Dataset items
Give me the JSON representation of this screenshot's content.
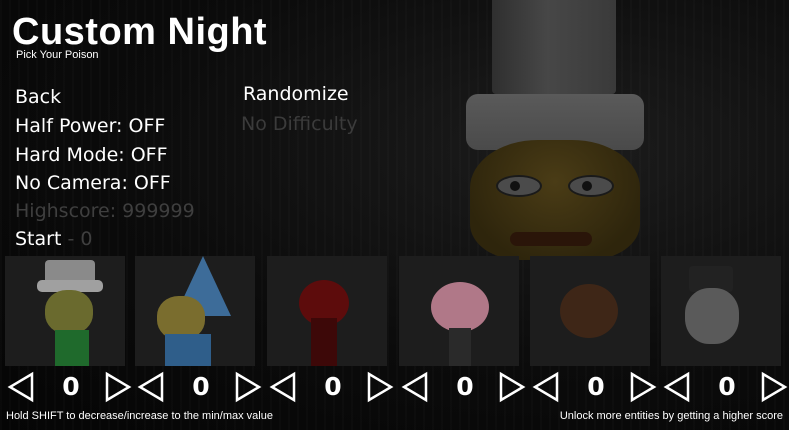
{
  "title": "Custom Night",
  "subtitle": "Pick Your Poison",
  "menu": {
    "back": "Back",
    "half_power": "Half Power: OFF",
    "hard_mode": "Hard Mode: OFF",
    "no_camera": "No Camera: OFF",
    "highscore": "Highscore: 999999",
    "start": "Start",
    "start_score": "- 0",
    "randomize": "Randomize",
    "difficulty": "No Difficulty"
  },
  "entities": [
    {
      "name": "chef-hat-entity",
      "count": "0"
    },
    {
      "name": "wizard-entity",
      "count": "0"
    },
    {
      "name": "red-blob-entity",
      "count": "0"
    },
    {
      "name": "pink-ball-entity",
      "count": "0"
    },
    {
      "name": "dim-ball-entity",
      "count": "0"
    },
    {
      "name": "pale-face-entity",
      "count": "0"
    }
  ],
  "hints": {
    "left": "Hold SHIFT to decrease/increase to the min/max value",
    "right": "Unlock more entities by getting a higher score"
  },
  "colors": {
    "background": "#0b0b0b",
    "text": "#ffffff",
    "disabled_text": "#3f3f3f",
    "card": "#1d1d1d"
  }
}
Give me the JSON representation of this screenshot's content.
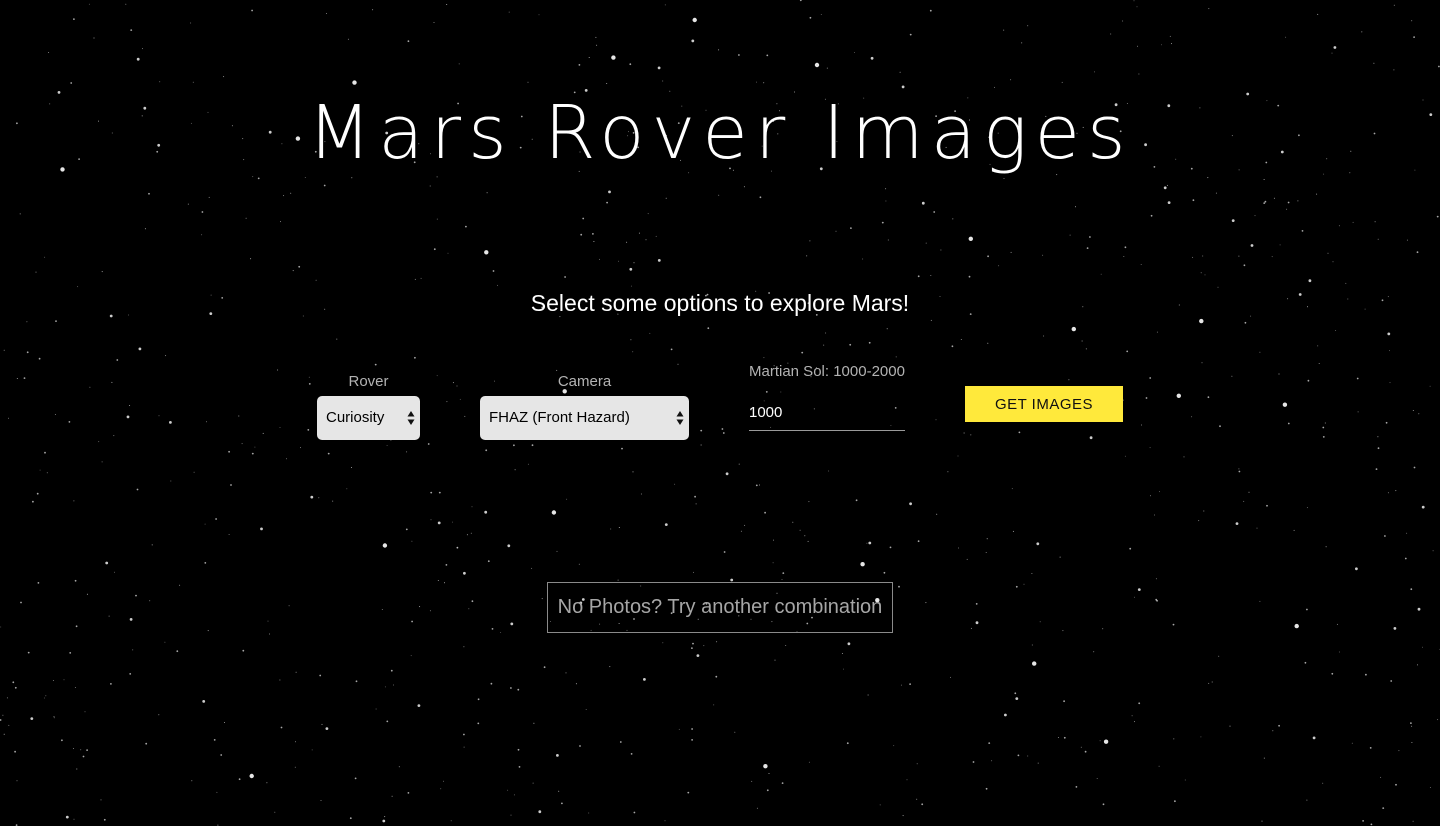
{
  "header": {
    "title": "Mars Rover Images",
    "subtitle": "Select some options to explore Mars!"
  },
  "form": {
    "rover": {
      "label": "Rover",
      "selected": "Curiosity"
    },
    "camera": {
      "label": "Camera",
      "selected": "FHAZ (Front Hazard)"
    },
    "sol": {
      "label": "Martian Sol: 1000-2000",
      "value": "1000"
    },
    "submit_label": "GET IMAGES"
  },
  "results": {
    "empty_message": "No Photos? Try another combination"
  },
  "colors": {
    "background": "#000000",
    "accent": "#ffe93b",
    "select_bg": "#e6e6e6",
    "muted_text": "#b3b3b3"
  },
  "icons": {
    "select_arrows": "chevron-up-down-icon"
  }
}
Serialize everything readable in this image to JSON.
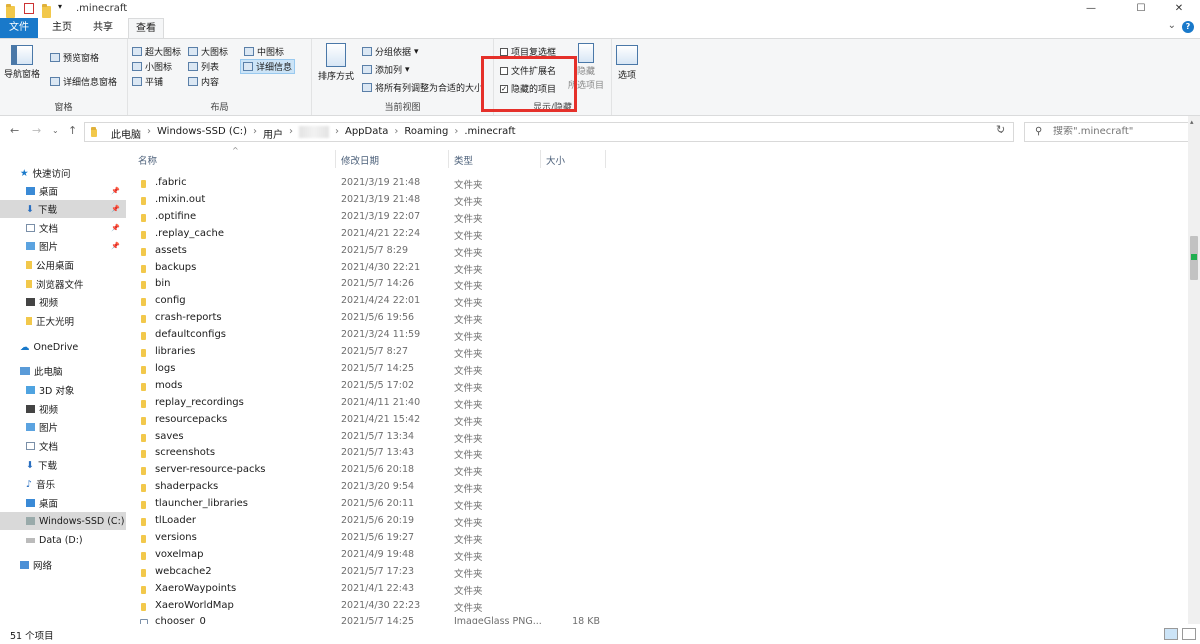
{
  "window": {
    "title": ".minecraft",
    "minimize": "—",
    "maximize": "☐",
    "close": "✕"
  },
  "tabs": [
    "文件",
    "主页",
    "共享",
    "查看"
  ],
  "ribbon": {
    "panes": {
      "label": "窗格",
      "nav_pane": "导航窗格",
      "preview_pane": "预览窗格",
      "details_pane": "详细信息窗格"
    },
    "layout": {
      "label": "布局",
      "items": [
        "超大图标",
        "大图标",
        "中图标",
        "小图标",
        "列表",
        "详细信息",
        "平铺",
        "内容"
      ]
    },
    "current_view": {
      "label": "当前视图",
      "sort_by": "排序方式",
      "group_by": "分组依据",
      "add_column": "添加列",
      "fit_columns": "将所有列调整为合适的大小"
    },
    "show_hide": {
      "label": "显示/隐藏",
      "item_checkboxes": "项目复选框",
      "file_extensions": "文件扩展名",
      "hidden_items": "隐藏的项目",
      "hide_selected": "隐藏",
      "hide_selected_2": "所选项目"
    },
    "options": "选项"
  },
  "address": {
    "crumbs": [
      "此电脑",
      "Windows-SSD (C:)",
      "用户",
      "AppData",
      "Roaming",
      ".minecraft"
    ],
    "search_placeholder": "搜索\".minecraft\""
  },
  "nav": {
    "quick_access": "快速访问",
    "quick_items": [
      "桌面",
      "下载",
      "文档",
      "图片",
      "公用桌面",
      "浏览器文件",
      "视频",
      "正大光明"
    ],
    "onedrive": "OneDrive",
    "this_pc": "此电脑",
    "pc_items": [
      "3D 对象",
      "视频",
      "图片",
      "文档",
      "下载",
      "音乐",
      "桌面",
      "Windows-SSD (C:)",
      "Data (D:)"
    ],
    "network": "网络"
  },
  "columns": {
    "name": "名称",
    "date": "修改日期",
    "type": "类型",
    "size": "大小"
  },
  "files": [
    {
      "name": ".fabric",
      "date": "2021/3/19 21:48",
      "type": "文件夹",
      "size": ""
    },
    {
      "name": ".mixin.out",
      "date": "2021/3/19 21:48",
      "type": "文件夹",
      "size": ""
    },
    {
      "name": ".optifine",
      "date": "2021/3/19 22:07",
      "type": "文件夹",
      "size": ""
    },
    {
      "name": ".replay_cache",
      "date": "2021/4/21 22:24",
      "type": "文件夹",
      "size": ""
    },
    {
      "name": "assets",
      "date": "2021/5/7 8:29",
      "type": "文件夹",
      "size": ""
    },
    {
      "name": "backups",
      "date": "2021/4/30 22:21",
      "type": "文件夹",
      "size": ""
    },
    {
      "name": "bin",
      "date": "2021/5/7 14:26",
      "type": "文件夹",
      "size": ""
    },
    {
      "name": "config",
      "date": "2021/4/24 22:01",
      "type": "文件夹",
      "size": ""
    },
    {
      "name": "crash-reports",
      "date": "2021/5/6 19:56",
      "type": "文件夹",
      "size": ""
    },
    {
      "name": "defaultconfigs",
      "date": "2021/3/24 11:59",
      "type": "文件夹",
      "size": ""
    },
    {
      "name": "libraries",
      "date": "2021/5/7 8:27",
      "type": "文件夹",
      "size": ""
    },
    {
      "name": "logs",
      "date": "2021/5/7 14:25",
      "type": "文件夹",
      "size": ""
    },
    {
      "name": "mods",
      "date": "2021/5/5 17:02",
      "type": "文件夹",
      "size": ""
    },
    {
      "name": "replay_recordings",
      "date": "2021/4/11 21:40",
      "type": "文件夹",
      "size": ""
    },
    {
      "name": "resourcepacks",
      "date": "2021/4/21 15:42",
      "type": "文件夹",
      "size": ""
    },
    {
      "name": "saves",
      "date": "2021/5/7 13:34",
      "type": "文件夹",
      "size": ""
    },
    {
      "name": "screenshots",
      "date": "2021/5/7 13:43",
      "type": "文件夹",
      "size": ""
    },
    {
      "name": "server-resource-packs",
      "date": "2021/5/6 20:18",
      "type": "文件夹",
      "size": ""
    },
    {
      "name": "shaderpacks",
      "date": "2021/3/20 9:54",
      "type": "文件夹",
      "size": ""
    },
    {
      "name": "tlauncher_libraries",
      "date": "2021/5/6 20:11",
      "type": "文件夹",
      "size": ""
    },
    {
      "name": "tlLoader",
      "date": "2021/5/6 20:19",
      "type": "文件夹",
      "size": ""
    },
    {
      "name": "versions",
      "date": "2021/5/6 19:27",
      "type": "文件夹",
      "size": ""
    },
    {
      "name": "voxelmap",
      "date": "2021/4/9 19:48",
      "type": "文件夹",
      "size": ""
    },
    {
      "name": "webcache2",
      "date": "2021/5/7 17:23",
      "type": "文件夹",
      "size": ""
    },
    {
      "name": "XaeroWaypoints",
      "date": "2021/4/1 22:43",
      "type": "文件夹",
      "size": ""
    },
    {
      "name": "XaeroWorldMap",
      "date": "2021/4/30 22:23",
      "type": "文件夹",
      "size": ""
    },
    {
      "name": "chooser_0",
      "date": "2021/5/7 14:25",
      "type": "ImageGlass PNG...",
      "size": "18 KB"
    }
  ],
  "status": {
    "count": "51 个项目"
  },
  "colors": {
    "file_tab": "#1979ca",
    "highlight": "#e5302a",
    "folder": "#f2c84b"
  }
}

Exercise description: Copy the material shown above in full and exactly. Skip the pictures.

Exercise solution:
Give me the JSON representation of this screenshot's content.
{
  "title": "Custom Night",
  "subtitle": "Pick Your Poison",
  "menu": {
    "back": "Back",
    "half_power": "Half Power: OFF",
    "hard_mode": "Hard Mode: OFF",
    "no_camera": "No Camera: OFF",
    "highscore": "Highscore: 999999",
    "start": "Start",
    "start_score": "- 0",
    "randomize": "Randomize",
    "difficulty": "No Difficulty"
  },
  "entities": [
    {
      "name": "chef-hat-entity",
      "count": "0"
    },
    {
      "name": "wizard-entity",
      "count": "0"
    },
    {
      "name": "red-blob-entity",
      "count": "0"
    },
    {
      "name": "pink-ball-entity",
      "count": "0"
    },
    {
      "name": "dim-ball-entity",
      "count": "0"
    },
    {
      "name": "pale-face-entity",
      "count": "0"
    }
  ],
  "hints": {
    "left": "Hold SHIFT to decrease/increase to the min/max value",
    "right": "Unlock more entities by getting a higher score"
  },
  "colors": {
    "background": "#0b0b0b",
    "text": "#ffffff",
    "disabled_text": "#3f3f3f",
    "card": "#1d1d1d"
  }
}
Give me the JSON representation of this screenshot's content.
{
  "header": {
    "title": "Mars Rover Images",
    "subtitle": "Select some options to explore Mars!"
  },
  "form": {
    "rover": {
      "label": "Rover",
      "selected": "Curiosity"
    },
    "camera": {
      "label": "Camera",
      "selected": "FHAZ (Front Hazard)"
    },
    "sol": {
      "label": "Martian Sol: 1000-2000",
      "value": "1000"
    },
    "submit_label": "GET IMAGES"
  },
  "results": {
    "empty_message": "No Photos? Try another combination"
  },
  "colors": {
    "background": "#000000",
    "accent": "#ffe93b",
    "select_bg": "#e6e6e6",
    "muted_text": "#b3b3b3"
  },
  "icons": {
    "select_arrows": "chevron-up-down-icon"
  }
}
Serialize everything readable in this image to JSON.
{
  "window": {
    "title": ".minecraft",
    "minimize": "—",
    "maximize": "☐",
    "close": "✕"
  },
  "tabs": [
    "文件",
    "主页",
    "共享",
    "查看"
  ],
  "ribbon": {
    "panes": {
      "label": "窗格",
      "nav_pane": "导航窗格",
      "preview_pane": "预览窗格",
      "details_pane": "详细信息窗格"
    },
    "layout": {
      "label": "布局",
      "items": [
        "超大图标",
        "大图标",
        "中图标",
        "小图标",
        "列表",
        "详细信息",
        "平铺",
        "内容"
      ]
    },
    "current_view": {
      "label": "当前视图",
      "sort_by": "排序方式",
      "group_by": "分组依据",
      "add_column": "添加列",
      "fit_columns": "将所有列调整为合适的大小"
    },
    "show_hide": {
      "label": "显示/隐藏",
      "item_checkboxes": "项目复选框",
      "file_extensions": "文件扩展名",
      "hidden_items": "隐藏的项目",
      "hide_selected": "隐藏",
      "hide_selected_2": "所选项目"
    },
    "options": "选项"
  },
  "address": {
    "crumbs": [
      "此电脑",
      "Windows-SSD (C:)",
      "用户",
      "AppData",
      "Roaming",
      ".minecraft"
    ],
    "search_placeholder": "搜索\".minecraft\""
  },
  "nav": {
    "quick_access": "快速访问",
    "quick_items": [
      "桌面",
      "下载",
      "文档",
      "图片",
      "公用桌面",
      "浏览器文件",
      "视频",
      "正大光明"
    ],
    "onedrive": "OneDrive",
    "this_pc": "此电脑",
    "pc_items": [
      "3D 对象",
      "视频",
      "图片",
      "文档",
      "下载",
      "音乐",
      "桌面",
      "Windows-SSD (C:)",
      "Data (D:)"
    ],
    "network": "网络"
  },
  "columns": {
    "name": "名称",
    "date": "修改日期",
    "type": "类型",
    "size": "大小"
  },
  "files": [
    {
      "name": ".fabric",
      "date": "2021/3/19 21:48",
      "type": "文件夹",
      "size": ""
    },
    {
      "name": ".mixin.out",
      "date": "2021/3/19 21:48",
      "type": "文件夹",
      "size": ""
    },
    {
      "name": ".optifine",
      "date": "2021/3/19 22:07",
      "type": "文件夹",
      "size": ""
    },
    {
      "name": ".replay_cache",
      "date": "2021/4/21 22:24",
      "type": "文件夹",
      "size": ""
    },
    {
      "name": "assets",
      "date": "2021/5/7 8:29",
      "type": "文件夹",
      "size": ""
    },
    {
      "name": "backups",
      "date": "2021/4/30 22:21",
      "type": "文件夹",
      "size": ""
    },
    {
      "name": "bin",
      "date": "2021/5/7 14:26",
      "type": "文件夹",
      "size": ""
    },
    {
      "name": "config",
      "date": "2021/4/24 22:01",
      "type": "文件夹",
      "size": ""
    },
    {
      "name": "crash-reports",
      "date": "2021/5/6 19:56",
      "type": "文件夹",
      "size": ""
    },
    {
      "name": "defaultconfigs",
      "date": "2021/3/24 11:59",
      "type": "文件夹",
      "size": ""
    },
    {
      "name": "libraries",
      "date": "2021/5/7 8:27",
      "type": "文件夹",
      "size": ""
    },
    {
      "name": "logs",
      "date": "2021/5/7 14:25",
      "type": "文件夹",
      "size": ""
    },
    {
      "name": "mods",
      "date": "2021/5/5 17:02",
      "type": "文件夹",
      "size": ""
    },
    {
      "name": "replay_recordings",
      "date": "2021/4/11 21:40",
      "type": "文件夹",
      "size": ""
    },
    {
      "name": "resourcepacks",
      "date": "2021/4/21 15:42",
      "type": "文件夹",
      "size": ""
    },
    {
      "name": "saves",
      "date": "2021/5/7 13:34",
      "type": "文件夹",
      "size": ""
    },
    {
      "name": "screenshots",
      "date": "2021/5/7 13:43",
      "type": "文件夹",
      "size": ""
    },
    {
      "name": "server-resource-packs",
      "date": "2021/5/6 20:18",
      "type": "文件夹",
      "size": ""
    },
    {
      "name": "shaderpacks",
      "date": "2021/3/20 9:54",
      "type": "文件夹",
      "size": ""
    },
    {
      "name": "tlauncher_libraries",
      "date": "2021/5/6 20:11",
      "type": "文件夹",
      "size": ""
    },
    {
      "name": "tlLoader",
      "date": "2021/5/6 20:19",
      "type": "文件夹",
      "size": ""
    },
    {
      "name": "versions",
      "date": "2021/5/6 19:27",
      "type": "文件夹",
      "size": ""
    },
    {
      "name": "voxelmap",
      "date": "2021/4/9 19:48",
      "type": "文件夹",
      "size": ""
    },
    {
      "name": "webcache2",
      "date": "2021/5/7 17:23",
      "type": "文件夹",
      "size": ""
    },
    {
      "name": "XaeroWaypoints",
      "date": "2021/4/1 22:43",
      "type": "文件夹",
      "size": ""
    },
    {
      "name": "XaeroWorldMap",
      "date": "2021/4/30 22:23",
      "type": "文件夹",
      "size": ""
    },
    {
      "name": "chooser_0",
      "date": "2021/5/7 14:25",
      "type": "ImageGlass PNG...",
      "size": "18 KB"
    }
  ],
  "status": {
    "count": "51 个项目"
  },
  "colors": {
    "file_tab": "#1979ca",
    "highlight": "#e5302a",
    "folder": "#f2c84b"
  }
}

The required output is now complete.